■ **Exercise task**: Every line below is to be quoted exactly, with nothing added or dropped.

○ ○ ○ ○

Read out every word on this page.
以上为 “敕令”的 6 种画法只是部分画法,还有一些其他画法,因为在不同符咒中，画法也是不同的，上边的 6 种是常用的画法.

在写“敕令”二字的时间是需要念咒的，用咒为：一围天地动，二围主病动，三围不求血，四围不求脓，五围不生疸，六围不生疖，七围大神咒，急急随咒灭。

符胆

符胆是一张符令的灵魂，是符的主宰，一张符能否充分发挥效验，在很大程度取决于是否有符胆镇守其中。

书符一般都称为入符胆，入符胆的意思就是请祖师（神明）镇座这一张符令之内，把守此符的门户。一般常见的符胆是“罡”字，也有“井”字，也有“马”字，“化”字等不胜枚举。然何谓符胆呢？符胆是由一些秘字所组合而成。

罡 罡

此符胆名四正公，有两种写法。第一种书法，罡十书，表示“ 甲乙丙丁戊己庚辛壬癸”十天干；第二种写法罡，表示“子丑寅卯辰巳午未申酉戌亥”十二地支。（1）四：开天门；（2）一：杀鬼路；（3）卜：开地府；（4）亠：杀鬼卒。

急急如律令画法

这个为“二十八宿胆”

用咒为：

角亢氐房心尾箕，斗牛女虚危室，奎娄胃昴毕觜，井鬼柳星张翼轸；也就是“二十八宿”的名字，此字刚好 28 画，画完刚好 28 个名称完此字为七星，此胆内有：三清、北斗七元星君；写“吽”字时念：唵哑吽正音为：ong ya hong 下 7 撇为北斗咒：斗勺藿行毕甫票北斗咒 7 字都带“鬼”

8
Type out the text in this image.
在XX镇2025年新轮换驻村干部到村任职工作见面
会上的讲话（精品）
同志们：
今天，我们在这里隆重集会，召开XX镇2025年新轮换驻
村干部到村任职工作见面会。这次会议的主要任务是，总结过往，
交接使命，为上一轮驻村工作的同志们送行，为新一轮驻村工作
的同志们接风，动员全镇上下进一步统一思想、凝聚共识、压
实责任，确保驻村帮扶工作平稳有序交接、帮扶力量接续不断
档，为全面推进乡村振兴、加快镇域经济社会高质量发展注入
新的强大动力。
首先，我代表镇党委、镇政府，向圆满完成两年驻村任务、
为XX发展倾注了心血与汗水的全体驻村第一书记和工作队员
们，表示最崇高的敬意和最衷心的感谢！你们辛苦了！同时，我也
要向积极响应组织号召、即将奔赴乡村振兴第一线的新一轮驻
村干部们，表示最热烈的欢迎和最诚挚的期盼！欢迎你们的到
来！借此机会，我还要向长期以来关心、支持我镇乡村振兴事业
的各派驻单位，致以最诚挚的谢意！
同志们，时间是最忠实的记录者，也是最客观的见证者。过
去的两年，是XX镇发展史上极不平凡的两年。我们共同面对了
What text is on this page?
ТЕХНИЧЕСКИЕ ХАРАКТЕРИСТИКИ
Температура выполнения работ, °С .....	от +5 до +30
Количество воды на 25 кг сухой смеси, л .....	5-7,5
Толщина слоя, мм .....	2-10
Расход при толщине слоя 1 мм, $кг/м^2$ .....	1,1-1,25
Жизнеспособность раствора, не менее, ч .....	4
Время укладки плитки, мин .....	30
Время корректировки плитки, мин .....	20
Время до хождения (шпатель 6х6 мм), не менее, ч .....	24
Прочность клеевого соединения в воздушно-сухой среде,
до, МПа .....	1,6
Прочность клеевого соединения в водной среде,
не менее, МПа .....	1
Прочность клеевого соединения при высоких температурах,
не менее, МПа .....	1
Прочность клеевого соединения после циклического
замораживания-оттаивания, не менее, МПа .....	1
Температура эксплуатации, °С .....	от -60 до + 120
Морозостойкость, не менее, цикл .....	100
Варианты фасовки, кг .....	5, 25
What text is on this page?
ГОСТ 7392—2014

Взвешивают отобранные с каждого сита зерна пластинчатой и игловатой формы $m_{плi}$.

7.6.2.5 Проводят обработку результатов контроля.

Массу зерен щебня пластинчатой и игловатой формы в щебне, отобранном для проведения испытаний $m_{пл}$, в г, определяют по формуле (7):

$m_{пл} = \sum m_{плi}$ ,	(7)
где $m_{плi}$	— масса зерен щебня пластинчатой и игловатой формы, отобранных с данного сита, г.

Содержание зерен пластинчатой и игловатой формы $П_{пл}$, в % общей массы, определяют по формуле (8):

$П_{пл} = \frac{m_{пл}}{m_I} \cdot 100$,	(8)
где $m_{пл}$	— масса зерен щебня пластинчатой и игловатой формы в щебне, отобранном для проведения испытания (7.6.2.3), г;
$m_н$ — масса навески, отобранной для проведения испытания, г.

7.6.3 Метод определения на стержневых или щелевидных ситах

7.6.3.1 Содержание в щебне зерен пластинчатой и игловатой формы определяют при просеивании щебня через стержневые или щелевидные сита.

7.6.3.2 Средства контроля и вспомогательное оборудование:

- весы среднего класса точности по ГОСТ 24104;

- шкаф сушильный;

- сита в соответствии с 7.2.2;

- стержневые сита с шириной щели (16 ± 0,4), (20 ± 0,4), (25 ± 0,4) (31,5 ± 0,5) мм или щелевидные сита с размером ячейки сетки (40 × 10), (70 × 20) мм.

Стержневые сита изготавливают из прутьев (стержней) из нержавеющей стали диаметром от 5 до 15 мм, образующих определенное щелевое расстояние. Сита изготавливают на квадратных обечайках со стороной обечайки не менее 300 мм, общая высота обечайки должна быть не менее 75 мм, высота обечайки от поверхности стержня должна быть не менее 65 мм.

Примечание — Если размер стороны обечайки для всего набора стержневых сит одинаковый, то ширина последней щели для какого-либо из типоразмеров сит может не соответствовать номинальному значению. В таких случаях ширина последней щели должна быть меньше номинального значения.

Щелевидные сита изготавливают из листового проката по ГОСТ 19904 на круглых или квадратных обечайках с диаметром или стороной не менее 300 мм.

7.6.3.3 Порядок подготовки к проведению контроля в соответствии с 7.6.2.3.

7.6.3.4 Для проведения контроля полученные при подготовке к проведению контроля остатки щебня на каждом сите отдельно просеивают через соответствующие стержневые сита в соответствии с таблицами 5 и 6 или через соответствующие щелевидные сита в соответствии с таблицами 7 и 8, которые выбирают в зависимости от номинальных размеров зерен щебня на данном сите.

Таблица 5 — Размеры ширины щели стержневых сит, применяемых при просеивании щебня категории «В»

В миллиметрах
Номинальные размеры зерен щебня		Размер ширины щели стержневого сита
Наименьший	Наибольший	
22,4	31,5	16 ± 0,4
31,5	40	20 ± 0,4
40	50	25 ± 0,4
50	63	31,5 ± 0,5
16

○ ○ ○ ○

■ **Exercise answer**:
Read out every word on this page.
以上为 “敕令”的 6 种画法只是部分画法,还有一些其他画法,因为在不同符咒中，画法也是不同的，上边的 6 种是常用的画法.

在写“敕令”二字的时间是需要念咒的，用咒为：一围天地动，二围主病动，三围不求血，四围不求脓，五围不生疸，六围不生疖，七围大神咒，急急随咒灭。

符胆

符胆是一张符令的灵魂，是符的主宰，一张符能否充分发挥效验，在很大程度取决于是否有符胆镇守其中。

书符一般都称为入符胆，入符胆的意思就是请祖师（神明）镇座这一张符令之内，把守此符的门户。一般常见的符胆是“罡”字，也有“井”字，也有“马”字，“化”字等不胜枚举。然何谓符胆呢？符胆是由一些秘字所组合而成。

罡 罡

此符胆名四正公，有两种写法。第一种书法，罡十书，表示“ 甲乙丙丁戊己庚辛壬癸”十天干；第二种写法罡，表示“子丑寅卯辰巳午未申酉戌亥”十二地支。（1）四：开天门；（2）一：杀鬼路；（3）卜：开地府；（4）亠：杀鬼卒。

急急如律令画法

这个为“二十八宿胆”

用咒为：

角亢氐房心尾箕，斗牛女虚危室，奎娄胃昴毕觜，井鬼柳星张翼轸；也就是“二十八宿”的名字，此字刚好 28 画，画完刚好 28 个名称完此字为七星，此胆内有：三清、北斗七元星君；写“吽”字时念：唵哑吽正音为：ong ya hong 下 7 撇为北斗咒：斗勺藿行毕甫票北斗咒 7 字都带“鬼”

8
Type out the text in this image.
在XX镇2025年新轮换驻村干部到村任职工作见面
会上的讲话（精品）
同志们：
今天，我们在这里隆重集会，召开XX镇2025年新轮换驻
村干部到村任职工作见面会。这次会议的主要任务是，总结过往，
交接使命，为上一轮驻村工作的同志们送行，为新一轮驻村工作
的同志们接风，动员全镇上下进一步统一思想、凝聚共识、压
实责任，确保驻村帮扶工作平稳有序交接、帮扶力量接续不断
档，为全面推进乡村振兴、加快镇域经济社会高质量发展注入
新的强大动力。
首先，我代表镇党委、镇政府，向圆满完成两年驻村任务、
为XX发展倾注了心血与汗水的全体驻村第一书记和工作队员
们，表示最崇高的敬意和最衷心的感谢！你们辛苦了！同时，我也
要向积极响应组织号召、即将奔赴乡村振兴第一线的新一轮驻
村干部们，表示最热烈的欢迎和最诚挚的期盼！欢迎你们的到
来！借此机会，我还要向长期以来关心、支持我镇乡村振兴事业
的各派驻单位，致以最诚挚的谢意！
同志们，时间是最忠实的记录者，也是最客观的见证者。过
去的两年，是XX镇发展史上极不平凡的两年。我们共同面对了
What text is on this page?
ТЕХНИЧЕСКИЕ ХАРАКТЕРИСТИКИ
Температура выполнения работ, °С .....	от +5 до +30
Количество воды на 25 кг сухой смеси, л .....	5-7,5
Толщина слоя, мм .....	2-10
Расход при толщине слоя 1 мм, $кг/м^2$ .....	1,1-1,25
Жизнеспособность раствора, не менее, ч .....	4
Время укладки плитки, мин .....	30
Время корректировки плитки, мин .....	20
Время до хождения (шпатель 6х6 мм), не менее, ч .....	24
Прочность клеевого соединения в воздушно-сухой среде,
до, МПа .....	1,6
Прочность клеевого соединения в водной среде,
не менее, МПа .....	1
Прочность клеевого соединения при высоких температурах,
не менее, МПа .....	1
Прочность клеевого соединения после циклического
замораживания-оттаивания, не менее, МПа .....	1
Температура эксплуатации, °С .....	от -60 до + 120
Морозостойкость, не менее, цикл .....	100
Варианты фасовки, кг .....	5, 25
What text is on this page?
ГОСТ 7392—2014

Взвешивают отобранные с каждого сита зерна пластинчатой и игловатой формы $m_{плi}$.

7.6.2.5 Проводят обработку результатов контроля.

Массу зерен щебня пластинчатой и игловатой формы в щебне, отобранном для проведения испытаний $m_{пл}$, в г, определяют по формуле (7):

$m_{пл} = \sum m_{плi}$ ,	(7)
где $m_{плi}$	— масса зерен щебня пластинчатой и игловатой формы, отобранных с данного сита, г.

Содержание зерен пластинчатой и игловатой формы $П_{пл}$, в % общей массы, определяют по формуле (8):

$П_{пл} = \frac{m_{пл}}{m_I} \cdot 100$,	(8)
где $m_{пл}$	— масса зерен щебня пластинчатой и игловатой формы в щебне, отобранном для проведения испытания (7.6.2.3), г;
$m_н$ — масса навески, отобранной для проведения испытания, г.

7.6.3 Метод определения на стержневых или щелевидных ситах

7.6.3.1 Содержание в щебне зерен пластинчатой и игловатой формы определяют при просеивании щебня через стержневые или щелевидные сита.

7.6.3.2 Средства контроля и вспомогательное оборудование:

- весы среднего класса точности по ГОСТ 24104;

- шкаф сушильный;

- сита в соответствии с 7.2.2;

- стержневые сита с шириной щели (16 ± 0,4), (20 ± 0,4), (25 ± 0,4) (31,5 ± 0,5) мм или щелевидные сита с размером ячейки сетки (40 × 10), (70 × 20) мм.

Стержневые сита изготавливают из прутьев (стержней) из нержавеющей стали диаметром от 5 до 15 мм, образующих определенное щелевое расстояние. Сита изготавливают на квадратных обечайках со стороной обечайки не менее 300 мм, общая высота обечайки должна быть не менее 75 мм, высота обечайки от поверхности стержня должна быть не менее 65 мм.

Примечание — Если размер стороны обечайки для всего набора стержневых сит одинаковый, то ширина последней щели для какого-либо из типоразмеров сит может не соответствовать номинальному значению. В таких случаях ширина последней щели должна быть меньше номинального значения.

Щелевидные сита изготавливают из листового проката по ГОСТ 19904 на круглых или квадратных обечайках с диаметром или стороной не менее 300 мм.

7.6.3.3 Порядок подготовки к проведению контроля в соответствии с 7.6.2.3.

7.6.3.4 Для проведения контроля полученные при подготовке к проведению контроля остатки щебня на каждом сите отдельно просеивают через соответствующие стержневые сита в соответствии с таблицами 5 и 6 или через соответствующие щелевидные сита в соответствии с таблицами 7 и 8, которые выбирают в зависимости от номинальных размеров зерен щебня на данном сите.

Таблица 5 — Размеры ширины щели стержневых сит, применяемых при просеивании щебня категории «В»

В миллиметрах
Номинальные размеры зерен щебня		Размер ширины щели стержневого сита
Наименьший	Наибольший	
22,4	31,5	16 ± 0,4
31,5	40	20 ± 0,4
40	50	25 ± 0,4
50	63	31,5 ± 0,5
16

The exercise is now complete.